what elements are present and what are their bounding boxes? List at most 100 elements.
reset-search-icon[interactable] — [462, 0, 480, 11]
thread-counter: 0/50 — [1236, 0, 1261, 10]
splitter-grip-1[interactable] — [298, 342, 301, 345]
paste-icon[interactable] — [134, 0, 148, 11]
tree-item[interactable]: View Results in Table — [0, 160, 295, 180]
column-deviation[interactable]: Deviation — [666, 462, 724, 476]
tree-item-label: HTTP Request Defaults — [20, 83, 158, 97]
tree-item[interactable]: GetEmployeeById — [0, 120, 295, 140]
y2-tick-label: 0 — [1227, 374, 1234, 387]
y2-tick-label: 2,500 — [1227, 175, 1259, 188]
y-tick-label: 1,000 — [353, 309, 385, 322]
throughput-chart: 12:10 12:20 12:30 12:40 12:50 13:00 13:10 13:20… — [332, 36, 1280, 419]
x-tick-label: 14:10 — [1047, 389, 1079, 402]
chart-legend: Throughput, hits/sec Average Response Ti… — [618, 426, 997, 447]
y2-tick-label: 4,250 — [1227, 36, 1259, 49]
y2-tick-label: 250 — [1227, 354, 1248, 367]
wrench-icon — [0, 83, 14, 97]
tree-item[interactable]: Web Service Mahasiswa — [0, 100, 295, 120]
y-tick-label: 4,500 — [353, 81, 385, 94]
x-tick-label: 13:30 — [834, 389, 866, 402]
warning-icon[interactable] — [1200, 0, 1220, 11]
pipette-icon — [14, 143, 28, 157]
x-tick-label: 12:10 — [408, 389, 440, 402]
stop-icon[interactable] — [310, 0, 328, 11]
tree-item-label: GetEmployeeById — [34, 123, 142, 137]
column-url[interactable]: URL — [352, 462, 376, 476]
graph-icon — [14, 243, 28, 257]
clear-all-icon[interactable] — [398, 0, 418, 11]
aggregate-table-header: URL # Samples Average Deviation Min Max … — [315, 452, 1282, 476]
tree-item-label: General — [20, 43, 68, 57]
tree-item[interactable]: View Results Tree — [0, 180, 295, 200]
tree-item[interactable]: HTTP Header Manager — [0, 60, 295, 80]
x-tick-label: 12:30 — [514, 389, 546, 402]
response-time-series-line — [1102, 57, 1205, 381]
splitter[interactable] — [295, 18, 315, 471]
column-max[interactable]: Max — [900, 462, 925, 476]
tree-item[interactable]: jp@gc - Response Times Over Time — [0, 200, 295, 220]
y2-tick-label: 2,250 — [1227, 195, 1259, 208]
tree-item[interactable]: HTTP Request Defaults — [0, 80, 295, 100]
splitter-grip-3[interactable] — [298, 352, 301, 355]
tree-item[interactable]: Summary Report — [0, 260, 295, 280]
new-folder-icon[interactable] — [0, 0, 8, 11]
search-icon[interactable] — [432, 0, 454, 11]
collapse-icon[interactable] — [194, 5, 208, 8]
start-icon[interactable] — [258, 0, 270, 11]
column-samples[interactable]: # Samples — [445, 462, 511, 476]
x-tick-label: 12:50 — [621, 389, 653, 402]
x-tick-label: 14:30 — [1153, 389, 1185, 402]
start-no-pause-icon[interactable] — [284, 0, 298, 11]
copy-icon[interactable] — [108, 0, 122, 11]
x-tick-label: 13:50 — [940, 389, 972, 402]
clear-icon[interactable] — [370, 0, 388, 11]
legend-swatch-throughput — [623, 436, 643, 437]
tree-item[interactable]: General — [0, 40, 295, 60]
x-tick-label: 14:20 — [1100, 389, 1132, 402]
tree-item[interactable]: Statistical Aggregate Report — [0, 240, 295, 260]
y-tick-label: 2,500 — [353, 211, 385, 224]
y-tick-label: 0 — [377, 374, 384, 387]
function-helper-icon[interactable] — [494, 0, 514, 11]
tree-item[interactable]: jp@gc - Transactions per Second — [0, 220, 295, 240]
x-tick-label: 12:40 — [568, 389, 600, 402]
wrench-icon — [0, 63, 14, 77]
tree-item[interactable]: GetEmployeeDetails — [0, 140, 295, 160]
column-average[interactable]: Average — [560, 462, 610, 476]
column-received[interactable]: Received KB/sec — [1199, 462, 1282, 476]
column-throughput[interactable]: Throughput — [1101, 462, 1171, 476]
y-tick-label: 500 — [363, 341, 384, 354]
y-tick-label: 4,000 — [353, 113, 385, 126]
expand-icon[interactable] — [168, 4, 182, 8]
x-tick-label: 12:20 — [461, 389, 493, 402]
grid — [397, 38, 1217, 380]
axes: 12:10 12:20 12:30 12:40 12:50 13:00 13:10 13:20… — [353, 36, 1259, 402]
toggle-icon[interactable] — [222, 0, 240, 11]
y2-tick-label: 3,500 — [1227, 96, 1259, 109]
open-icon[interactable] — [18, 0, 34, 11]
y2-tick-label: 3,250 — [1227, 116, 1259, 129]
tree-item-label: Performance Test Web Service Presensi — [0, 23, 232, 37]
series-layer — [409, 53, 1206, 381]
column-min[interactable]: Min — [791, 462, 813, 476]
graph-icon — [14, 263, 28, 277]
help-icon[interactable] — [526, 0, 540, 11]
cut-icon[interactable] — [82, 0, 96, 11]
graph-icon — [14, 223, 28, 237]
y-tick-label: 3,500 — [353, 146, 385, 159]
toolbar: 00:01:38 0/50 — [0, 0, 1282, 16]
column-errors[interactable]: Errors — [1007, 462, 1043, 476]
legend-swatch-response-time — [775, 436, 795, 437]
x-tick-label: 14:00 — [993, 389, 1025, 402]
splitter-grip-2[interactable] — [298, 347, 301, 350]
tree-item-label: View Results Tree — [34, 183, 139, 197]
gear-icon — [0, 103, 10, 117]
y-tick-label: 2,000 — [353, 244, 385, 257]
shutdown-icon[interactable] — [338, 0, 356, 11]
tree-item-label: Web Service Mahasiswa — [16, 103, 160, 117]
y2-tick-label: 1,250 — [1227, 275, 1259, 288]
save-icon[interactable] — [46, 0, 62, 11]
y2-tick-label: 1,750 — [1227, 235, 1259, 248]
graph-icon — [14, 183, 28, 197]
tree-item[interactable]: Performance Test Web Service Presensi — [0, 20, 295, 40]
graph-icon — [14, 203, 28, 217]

────────

### Aufgabenstellung
Gib sämtliche Zeilen der Datensätze oben als nummerierte Liste wieder und lass dabei Leerzeilen weg.

### Vollständige Antwort
1. what elements are present and what are their bounding boxes? List at most 100 elements.
2. reset-search-icon[interactable] — [462, 0, 480, 11]
3. thread-counter: 0/50 — [1236, 0, 1261, 10]
4. splitter-grip-1[interactable] — [298, 342, 301, 345]
5. paste-icon[interactable] — [134, 0, 148, 11]
6. tree-item[interactable]: View Results in Table — [0, 160, 295, 180]
7. column-deviation[interactable]: Deviation — [666, 462, 724, 476]
8. tree-item-label: HTTP Request Defaults — [20, 83, 158, 97]
9. tree-item[interactable]: GetEmployeeById — [0, 120, 295, 140]
10. y2-tick-label: 0 — [1227, 374, 1234, 387]
11. y2-tick-label: 2,500 — [1227, 175, 1259, 188]
12. y-tick-label: 1,000 — [353, 309, 385, 322]
13. throughput-chart: 12:10 12:20 12:30 12:40 12:50 13:00 13:10 13:20… — [332, 36, 1280, 419]
14. x-tick-label: 14:10 — [1047, 389, 1079, 402]
15. chart-legend: Throughput, hits/sec Average Response Ti… — [618, 426, 997, 447]
16. y2-tick-label: 4,250 — [1227, 36, 1259, 49]
17. y2-tick-label: 250 — [1227, 354, 1248, 367]
18. wrench-icon — [0, 83, 14, 97]
19. tree-item[interactable]: Web Service Mahasiswa — [0, 100, 295, 120]
20. y-tick-label: 4,500 — [353, 81, 385, 94]
21. x-tick-label: 13:30 — [834, 389, 866, 402]
22. warning-icon[interactable] — [1200, 0, 1220, 11]
23. pipette-icon — [14, 143, 28, 157]
24. x-tick-label: 12:10 — [408, 389, 440, 402]
25. stop-icon[interactable] — [310, 0, 328, 11]
26. tree-item-label: GetEmployeeById — [34, 123, 142, 137]
27. column-url[interactable]: URL — [352, 462, 376, 476]
28. graph-icon — [14, 243, 28, 257]
29. clear-all-icon[interactable] — [398, 0, 418, 11]
30. aggregate-table-header: URL # Samples Average Deviation Min Max … — [315, 452, 1282, 476]
31. tree-item-label: General — [20, 43, 68, 57]
32. tree-item[interactable]: View Results Tree — [0, 180, 295, 200]
33. tree-item[interactable]: HTTP Header Manager — [0, 60, 295, 80]
34. x-tick-label: 12:30 — [514, 389, 546, 402]
35. response-time-series-line — [1102, 57, 1205, 381]
36. splitter[interactable] — [295, 18, 315, 471]
37. column-max[interactable]: Max — [900, 462, 925, 476]
38. tree-item[interactable]: jp@gc - Response Times Over Time — [0, 200, 295, 220]
39. y2-tick-label: 2,250 — [1227, 195, 1259, 208]
40. tree-item[interactable]: HTTP Request Defaults — [0, 80, 295, 100]
41. splitter-grip-3[interactable] — [298, 352, 301, 355]
42. tree-item[interactable]: Summary Report — [0, 260, 295, 280]
43. new-folder-icon[interactable] — [0, 0, 8, 11]
44. search-icon[interactable] — [432, 0, 454, 11]
45. collapse-icon[interactable] — [194, 5, 208, 8]
46. start-icon[interactable] — [258, 0, 270, 11]
47. column-samples[interactable]: # Samples — [445, 462, 511, 476]
48. x-tick-label: 12:50 — [621, 389, 653, 402]
49. x-tick-label: 14:30 — [1153, 389, 1185, 402]
50. start-no-pause-icon[interactable] — [284, 0, 298, 11]
51. copy-icon[interactable] — [108, 0, 122, 11]
52. x-tick-label: 13:50 — [940, 389, 972, 402]
53. clear-icon[interactable] — [370, 0, 388, 11]
54. legend-swatch-throughput — [623, 436, 643, 437]
55. tree-item[interactable]: General — [0, 40, 295, 60]
56. x-tick-label: 14:20 — [1100, 389, 1132, 402]
57. tree-item[interactable]: Statistical Aggregate Report — [0, 240, 295, 260]
58. y-tick-label: 2,500 — [353, 211, 385, 224]
59. y-tick-label: 0 — [377, 374, 384, 387]
60. function-helper-icon[interactable] — [494, 0, 514, 11]
61. tree-item[interactable]: jp@gc - Transactions per Second — [0, 220, 295, 240]
62. x-tick-label: 12:40 — [568, 389, 600, 402]
63. wrench-icon — [0, 63, 14, 77]
64. tree-item[interactable]: GetEmployeeDetails — [0, 140, 295, 160]
65. column-average[interactable]: Average — [560, 462, 610, 476]
66. column-received[interactable]: Received KB/sec — [1199, 462, 1282, 476]
67. column-throughput[interactable]: Throughput — [1101, 462, 1171, 476]
68. y-tick-label: 500 — [363, 341, 384, 354]
69. y-tick-label: 4,000 — [353, 113, 385, 126]
70. expand-icon[interactable] — [168, 4, 182, 8]
71. x-tick-label: 12:20 — [461, 389, 493, 402]
72. grid — [397, 38, 1217, 380]
73. axes: 12:10 12:20 12:30 12:40 12:50 13:00 13:10 13:20… — [353, 36, 1259, 402]
74. toggle-icon[interactable] — [222, 0, 240, 11]
75. y2-tick-label: 3,500 — [1227, 96, 1259, 109]
76. open-icon[interactable] — [18, 0, 34, 11]
77. y2-tick-label: 3,250 — [1227, 116, 1259, 129]
78. tree-item-label: Performance Test Web Service Presensi — [0, 23, 232, 37]
79. series-layer — [409, 53, 1206, 381]
80. column-min[interactable]: Min — [791, 462, 813, 476]
81. graph-icon — [14, 263, 28, 277]
82. help-icon[interactable] — [526, 0, 540, 11]
83. cut-icon[interactable] — [82, 0, 96, 11]
84. graph-icon — [14, 223, 28, 237]
85. y-tick-label: 3,500 — [353, 146, 385, 159]
86. toolbar: 00:01:38 0/50 — [0, 0, 1282, 16]
87. column-errors[interactable]: Errors — [1007, 462, 1043, 476]
88. legend-swatch-response-time — [775, 436, 795, 437]
89. x-tick-label: 14:00 — [993, 389, 1025, 402]
90. splitter-grip-2[interactable] — [298, 347, 301, 350]
91. tree-item-label: View Results Tree — [34, 183, 139, 197]
92. gear-icon — [0, 103, 10, 117]
93. y-tick-label: 2,000 — [353, 244, 385, 257]
94. shutdown-icon[interactable] — [338, 0, 356, 11]
95. tree-item-label: Web Service Mahasiswa — [16, 103, 160, 117]
96. y2-tick-label: 1,250 — [1227, 275, 1259, 288]
97. save-icon[interactable] — [46, 0, 62, 11]
98. y2-tick-label: 1,750 — [1227, 235, 1259, 248]
99. graph-icon — [14, 183, 28, 197]
100. tree-item[interactable]: Performance Test Web Service Presensi — [0, 20, 295, 40]
101. graph-icon — [14, 203, 28, 217]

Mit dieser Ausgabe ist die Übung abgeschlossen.